====== ENTRIES
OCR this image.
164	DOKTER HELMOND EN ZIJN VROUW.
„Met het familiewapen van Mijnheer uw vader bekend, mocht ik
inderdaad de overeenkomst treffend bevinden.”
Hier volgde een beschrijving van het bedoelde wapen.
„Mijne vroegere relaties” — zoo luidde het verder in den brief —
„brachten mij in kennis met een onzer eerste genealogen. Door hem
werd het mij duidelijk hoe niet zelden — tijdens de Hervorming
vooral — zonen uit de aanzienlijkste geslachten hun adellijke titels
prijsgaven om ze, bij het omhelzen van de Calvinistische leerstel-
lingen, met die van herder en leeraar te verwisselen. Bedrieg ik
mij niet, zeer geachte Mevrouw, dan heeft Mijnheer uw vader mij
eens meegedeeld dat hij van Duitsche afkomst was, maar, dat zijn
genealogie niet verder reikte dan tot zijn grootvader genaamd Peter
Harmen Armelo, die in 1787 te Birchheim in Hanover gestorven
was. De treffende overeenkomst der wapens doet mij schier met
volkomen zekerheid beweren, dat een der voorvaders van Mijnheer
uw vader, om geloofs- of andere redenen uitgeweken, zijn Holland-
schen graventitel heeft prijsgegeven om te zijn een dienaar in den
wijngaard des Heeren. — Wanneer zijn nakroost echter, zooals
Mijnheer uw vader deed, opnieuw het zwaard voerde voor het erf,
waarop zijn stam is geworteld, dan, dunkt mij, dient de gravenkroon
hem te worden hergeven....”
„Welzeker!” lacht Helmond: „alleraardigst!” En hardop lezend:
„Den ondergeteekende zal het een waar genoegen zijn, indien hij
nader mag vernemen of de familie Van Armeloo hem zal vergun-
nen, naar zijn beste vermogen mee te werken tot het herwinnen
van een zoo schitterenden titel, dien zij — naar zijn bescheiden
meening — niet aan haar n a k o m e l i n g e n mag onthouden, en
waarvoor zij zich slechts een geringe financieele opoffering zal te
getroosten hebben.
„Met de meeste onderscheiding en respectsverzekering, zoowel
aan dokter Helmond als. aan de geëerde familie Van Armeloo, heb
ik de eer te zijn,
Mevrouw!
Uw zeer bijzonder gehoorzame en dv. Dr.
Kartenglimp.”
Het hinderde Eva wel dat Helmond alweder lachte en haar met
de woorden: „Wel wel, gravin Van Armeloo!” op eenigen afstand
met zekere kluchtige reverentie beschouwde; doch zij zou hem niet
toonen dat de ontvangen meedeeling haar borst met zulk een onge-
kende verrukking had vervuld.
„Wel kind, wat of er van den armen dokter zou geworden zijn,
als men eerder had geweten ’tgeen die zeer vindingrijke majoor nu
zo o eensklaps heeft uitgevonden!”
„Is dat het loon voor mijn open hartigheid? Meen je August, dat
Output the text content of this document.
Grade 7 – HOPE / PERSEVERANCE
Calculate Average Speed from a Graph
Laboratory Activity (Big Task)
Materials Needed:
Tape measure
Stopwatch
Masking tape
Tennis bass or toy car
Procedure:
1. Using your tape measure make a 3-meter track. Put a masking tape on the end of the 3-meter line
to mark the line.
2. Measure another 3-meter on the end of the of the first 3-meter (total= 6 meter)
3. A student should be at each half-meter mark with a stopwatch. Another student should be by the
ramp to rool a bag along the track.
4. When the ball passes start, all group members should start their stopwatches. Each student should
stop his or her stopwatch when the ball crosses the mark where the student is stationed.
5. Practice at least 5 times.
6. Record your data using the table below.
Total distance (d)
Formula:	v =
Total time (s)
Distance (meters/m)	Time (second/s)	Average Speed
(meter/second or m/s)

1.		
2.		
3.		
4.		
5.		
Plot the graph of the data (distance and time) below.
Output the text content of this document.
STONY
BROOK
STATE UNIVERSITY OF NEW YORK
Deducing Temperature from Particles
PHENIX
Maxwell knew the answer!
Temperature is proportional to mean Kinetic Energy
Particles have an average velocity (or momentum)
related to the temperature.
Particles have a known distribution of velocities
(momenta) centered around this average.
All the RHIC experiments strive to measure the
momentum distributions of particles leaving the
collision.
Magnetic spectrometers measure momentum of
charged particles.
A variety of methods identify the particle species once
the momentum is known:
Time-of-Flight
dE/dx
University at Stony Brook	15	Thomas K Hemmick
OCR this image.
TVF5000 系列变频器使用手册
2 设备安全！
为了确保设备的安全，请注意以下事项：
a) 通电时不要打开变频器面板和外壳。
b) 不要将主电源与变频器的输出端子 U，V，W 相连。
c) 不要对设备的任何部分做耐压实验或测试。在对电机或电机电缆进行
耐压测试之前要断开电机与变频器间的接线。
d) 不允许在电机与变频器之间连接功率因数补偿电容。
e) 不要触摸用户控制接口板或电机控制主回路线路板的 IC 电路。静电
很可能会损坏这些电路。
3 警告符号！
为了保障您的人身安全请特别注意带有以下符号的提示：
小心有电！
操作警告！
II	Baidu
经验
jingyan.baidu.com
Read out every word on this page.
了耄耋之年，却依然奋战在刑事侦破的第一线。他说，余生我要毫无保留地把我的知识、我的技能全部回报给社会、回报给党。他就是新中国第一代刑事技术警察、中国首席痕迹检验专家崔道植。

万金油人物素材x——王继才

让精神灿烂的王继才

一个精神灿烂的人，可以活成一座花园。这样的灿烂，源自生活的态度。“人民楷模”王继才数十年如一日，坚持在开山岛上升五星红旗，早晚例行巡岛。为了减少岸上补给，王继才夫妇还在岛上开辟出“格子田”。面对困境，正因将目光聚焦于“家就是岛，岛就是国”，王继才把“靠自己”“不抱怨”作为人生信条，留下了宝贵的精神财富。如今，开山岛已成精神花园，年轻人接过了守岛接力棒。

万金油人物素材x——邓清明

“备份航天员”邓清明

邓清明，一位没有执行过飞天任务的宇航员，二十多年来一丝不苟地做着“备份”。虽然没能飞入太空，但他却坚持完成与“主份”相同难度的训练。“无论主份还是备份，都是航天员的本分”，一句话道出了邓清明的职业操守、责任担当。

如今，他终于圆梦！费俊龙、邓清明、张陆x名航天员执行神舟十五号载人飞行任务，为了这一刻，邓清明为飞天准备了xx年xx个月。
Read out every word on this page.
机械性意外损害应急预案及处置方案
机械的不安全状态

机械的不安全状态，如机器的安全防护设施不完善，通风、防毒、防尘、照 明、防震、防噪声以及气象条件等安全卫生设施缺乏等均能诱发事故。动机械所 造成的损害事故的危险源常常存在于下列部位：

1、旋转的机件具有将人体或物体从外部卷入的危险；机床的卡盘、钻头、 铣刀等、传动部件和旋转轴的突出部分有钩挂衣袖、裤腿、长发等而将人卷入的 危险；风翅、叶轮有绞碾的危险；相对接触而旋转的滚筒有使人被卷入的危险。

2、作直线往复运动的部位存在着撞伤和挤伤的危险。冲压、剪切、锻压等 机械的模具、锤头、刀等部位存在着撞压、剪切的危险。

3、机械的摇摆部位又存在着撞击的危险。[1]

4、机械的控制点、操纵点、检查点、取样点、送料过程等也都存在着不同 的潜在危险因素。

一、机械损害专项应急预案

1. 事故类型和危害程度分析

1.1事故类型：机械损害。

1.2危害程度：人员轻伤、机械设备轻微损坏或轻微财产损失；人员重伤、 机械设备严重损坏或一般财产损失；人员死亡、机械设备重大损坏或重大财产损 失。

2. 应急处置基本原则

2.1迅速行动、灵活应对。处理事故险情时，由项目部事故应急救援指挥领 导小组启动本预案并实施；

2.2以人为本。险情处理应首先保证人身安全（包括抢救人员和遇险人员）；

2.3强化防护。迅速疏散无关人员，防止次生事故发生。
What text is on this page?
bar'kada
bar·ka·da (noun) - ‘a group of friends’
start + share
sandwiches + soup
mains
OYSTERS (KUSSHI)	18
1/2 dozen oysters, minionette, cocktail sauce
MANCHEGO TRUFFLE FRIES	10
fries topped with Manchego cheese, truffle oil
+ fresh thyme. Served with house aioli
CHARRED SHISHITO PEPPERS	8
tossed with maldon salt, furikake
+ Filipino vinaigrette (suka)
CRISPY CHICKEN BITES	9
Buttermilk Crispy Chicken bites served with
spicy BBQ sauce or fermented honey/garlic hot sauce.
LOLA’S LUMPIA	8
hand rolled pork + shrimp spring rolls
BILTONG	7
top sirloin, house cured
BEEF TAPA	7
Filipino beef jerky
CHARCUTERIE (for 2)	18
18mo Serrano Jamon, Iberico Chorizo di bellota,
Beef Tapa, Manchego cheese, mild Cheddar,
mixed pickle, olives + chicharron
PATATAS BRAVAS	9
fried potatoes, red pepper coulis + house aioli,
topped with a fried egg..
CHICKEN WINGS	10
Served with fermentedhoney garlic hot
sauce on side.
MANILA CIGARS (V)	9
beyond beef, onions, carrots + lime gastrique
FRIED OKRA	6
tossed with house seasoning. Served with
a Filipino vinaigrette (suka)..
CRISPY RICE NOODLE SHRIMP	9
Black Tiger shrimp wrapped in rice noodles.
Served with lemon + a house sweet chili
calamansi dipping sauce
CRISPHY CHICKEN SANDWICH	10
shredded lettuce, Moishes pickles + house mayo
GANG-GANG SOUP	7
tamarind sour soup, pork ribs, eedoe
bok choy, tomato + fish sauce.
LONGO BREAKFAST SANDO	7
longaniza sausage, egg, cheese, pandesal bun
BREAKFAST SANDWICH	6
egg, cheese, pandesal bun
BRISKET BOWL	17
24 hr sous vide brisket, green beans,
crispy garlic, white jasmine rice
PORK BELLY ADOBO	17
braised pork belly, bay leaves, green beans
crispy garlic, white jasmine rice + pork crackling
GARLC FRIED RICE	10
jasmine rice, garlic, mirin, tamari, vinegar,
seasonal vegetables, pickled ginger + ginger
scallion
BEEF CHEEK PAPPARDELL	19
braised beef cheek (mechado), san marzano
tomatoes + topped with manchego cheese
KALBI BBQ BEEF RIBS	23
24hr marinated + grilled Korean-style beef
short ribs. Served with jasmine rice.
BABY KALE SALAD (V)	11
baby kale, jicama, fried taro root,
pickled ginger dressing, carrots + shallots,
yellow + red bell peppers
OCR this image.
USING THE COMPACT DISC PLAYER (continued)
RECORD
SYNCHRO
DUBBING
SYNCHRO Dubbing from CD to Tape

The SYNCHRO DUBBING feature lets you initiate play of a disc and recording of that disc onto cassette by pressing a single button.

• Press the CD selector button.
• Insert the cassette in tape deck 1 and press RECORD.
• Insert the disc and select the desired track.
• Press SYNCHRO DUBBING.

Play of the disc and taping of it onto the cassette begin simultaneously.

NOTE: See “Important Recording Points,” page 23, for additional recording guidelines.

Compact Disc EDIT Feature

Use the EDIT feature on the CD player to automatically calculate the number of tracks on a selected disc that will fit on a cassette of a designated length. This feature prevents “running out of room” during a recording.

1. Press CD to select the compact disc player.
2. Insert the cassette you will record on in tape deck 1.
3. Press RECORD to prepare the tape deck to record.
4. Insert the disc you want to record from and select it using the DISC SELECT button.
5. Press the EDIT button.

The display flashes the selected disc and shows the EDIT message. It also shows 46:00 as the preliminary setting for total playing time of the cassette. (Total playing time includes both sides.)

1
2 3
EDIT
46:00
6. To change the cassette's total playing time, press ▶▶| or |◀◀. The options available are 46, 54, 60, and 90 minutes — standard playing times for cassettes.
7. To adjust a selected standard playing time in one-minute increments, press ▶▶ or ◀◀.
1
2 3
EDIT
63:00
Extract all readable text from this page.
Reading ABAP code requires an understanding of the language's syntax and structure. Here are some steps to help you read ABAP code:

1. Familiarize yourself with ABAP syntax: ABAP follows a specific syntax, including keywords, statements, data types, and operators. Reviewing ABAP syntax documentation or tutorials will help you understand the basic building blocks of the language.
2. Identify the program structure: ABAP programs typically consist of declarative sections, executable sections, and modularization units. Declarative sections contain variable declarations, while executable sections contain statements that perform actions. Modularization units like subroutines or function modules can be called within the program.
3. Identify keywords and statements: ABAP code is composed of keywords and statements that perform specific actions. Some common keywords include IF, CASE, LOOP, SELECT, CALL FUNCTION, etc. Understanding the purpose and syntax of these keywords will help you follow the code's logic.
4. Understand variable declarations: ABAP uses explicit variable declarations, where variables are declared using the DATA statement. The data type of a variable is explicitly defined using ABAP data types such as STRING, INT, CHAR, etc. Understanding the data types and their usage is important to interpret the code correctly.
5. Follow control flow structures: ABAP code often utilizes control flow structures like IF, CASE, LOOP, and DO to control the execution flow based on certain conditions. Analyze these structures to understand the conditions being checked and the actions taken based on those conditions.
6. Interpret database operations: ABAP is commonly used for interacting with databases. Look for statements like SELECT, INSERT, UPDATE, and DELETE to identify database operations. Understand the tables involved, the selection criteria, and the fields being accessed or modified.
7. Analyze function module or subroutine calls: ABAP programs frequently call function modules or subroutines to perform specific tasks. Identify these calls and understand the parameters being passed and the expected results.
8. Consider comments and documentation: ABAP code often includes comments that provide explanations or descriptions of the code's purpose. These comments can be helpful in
============
• _WRITTEN REQUEST_: Give the number of lines in the entries above that include the string "should". No other output is expected.

• _SOLUTION TO THE PROBLEM_: 2